The problem | Isolate every line in the data with the string "helado" and copy it.

##### Supplied records

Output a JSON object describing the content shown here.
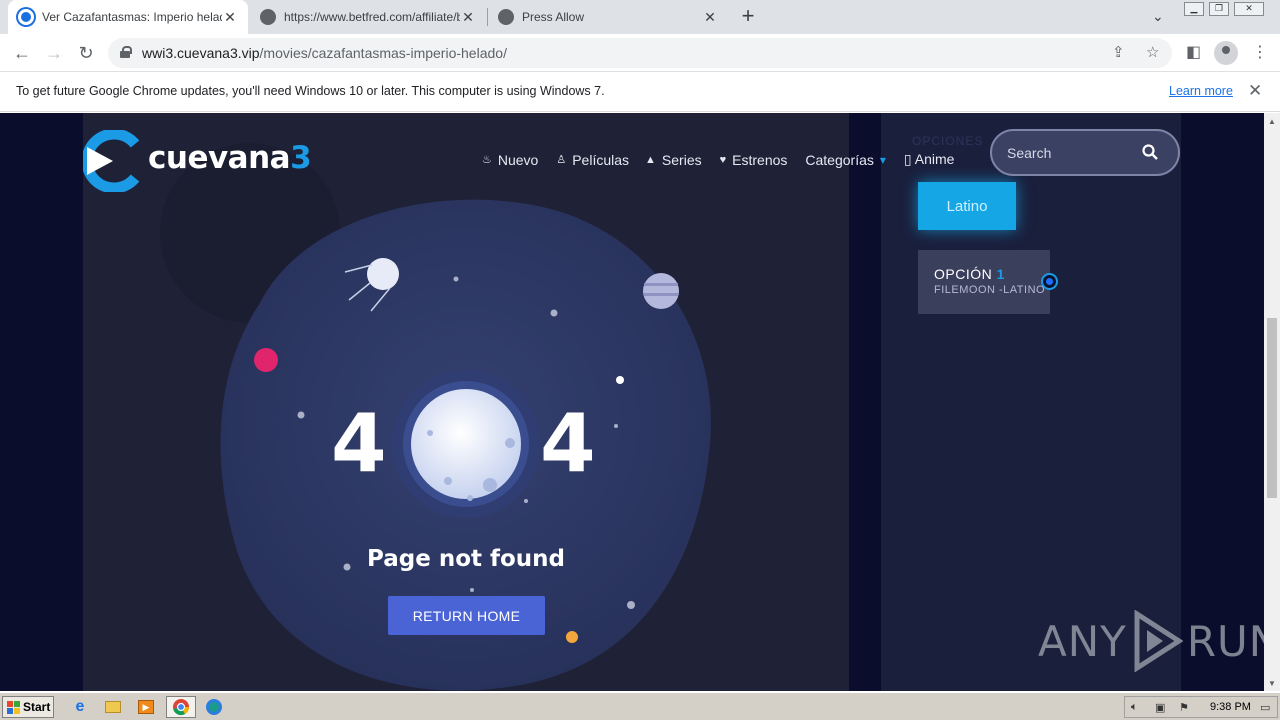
{
  "browser": {
    "tabs": [
      {
        "title": "Ver Cazafantasmas: Imperio helado",
        "active": true
      },
      {
        "title": "https://www.betfred.com/affiliate/b",
        "active": false
      },
      {
        "title": "Press Allow",
        "active": false
      }
    ],
    "address": {
      "host": "wwi3.cuevana3.vip",
      "path": "/movies/cazafantasmas-imperio-helado/"
    },
    "infobar": {
      "message": "To get future Google Chrome updates, you'll need Windows 10 or later. This computer is using Windows 7.",
      "link": "Learn more"
    }
  },
  "site": {
    "logo": {
      "word": "cuevana",
      "number": "3"
    },
    "nav": [
      {
        "label": "Nuevo",
        "icon": "flame-icon"
      },
      {
        "label": "Películas",
        "icon": "person-icon"
      },
      {
        "label": "Series",
        "icon": "triangle-icon"
      },
      {
        "label": "Estrenos",
        "icon": "heart-icon"
      },
      {
        "label": "Categorías",
        "icon": "chevron-down-icon"
      },
      {
        "label": "▯ Anime",
        "icon": ""
      }
    ],
    "search": {
      "placeholder": "Search"
    },
    "sidebar": {
      "options_heading": "OPCIONES",
      "language_button": "Latino",
      "option": {
        "label": "OPCIÓN",
        "number": "1",
        "server": "FILEMOON -LATINO"
      }
    },
    "error": {
      "digit_left": "4",
      "digit_right": "4",
      "message": "Page not found",
      "button": "RETURN HOME"
    }
  },
  "watermark": {
    "left": "ANY",
    "right": "RUN"
  },
  "taskbar": {
    "start": "Start",
    "clock": "9:38 PM"
  },
  "colors": {
    "accent": "#1b9ae6",
    "page_bg": "#0a0e2c",
    "button": "#4a64d6"
  }
}
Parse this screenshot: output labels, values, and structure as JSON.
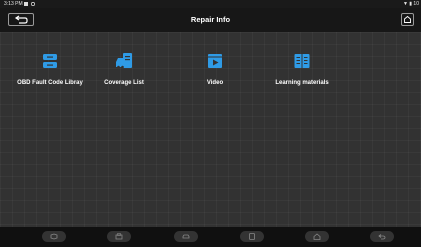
{
  "status_bar": {
    "time": "3:13 PM",
    "right_text": "▼ ▮ 10"
  },
  "header": {
    "title": "Repair Info"
  },
  "tiles": [
    {
      "label": "OBD Fault Code Libray",
      "icon": "database-icon"
    },
    {
      "label": "Coverage List",
      "icon": "car-list-icon"
    },
    {
      "label": "Video",
      "icon": "video-icon"
    },
    {
      "label": "Learning materials",
      "icon": "book-icon"
    }
  ],
  "colors": {
    "accent": "#2f9be6",
    "background": "#323232",
    "header": "#171717",
    "nav_bar": "#101010"
  },
  "nav_bar": {
    "icons": [
      "vci-icon",
      "print-icon",
      "car-icon",
      "screenshot-icon",
      "home-icon",
      "back-icon"
    ]
  }
}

##########

Result of the task |
        "title": "Ver Cazafantasmas: Imperio helado",
      "path": "/movies/cazafantasmas-imperio-helado/"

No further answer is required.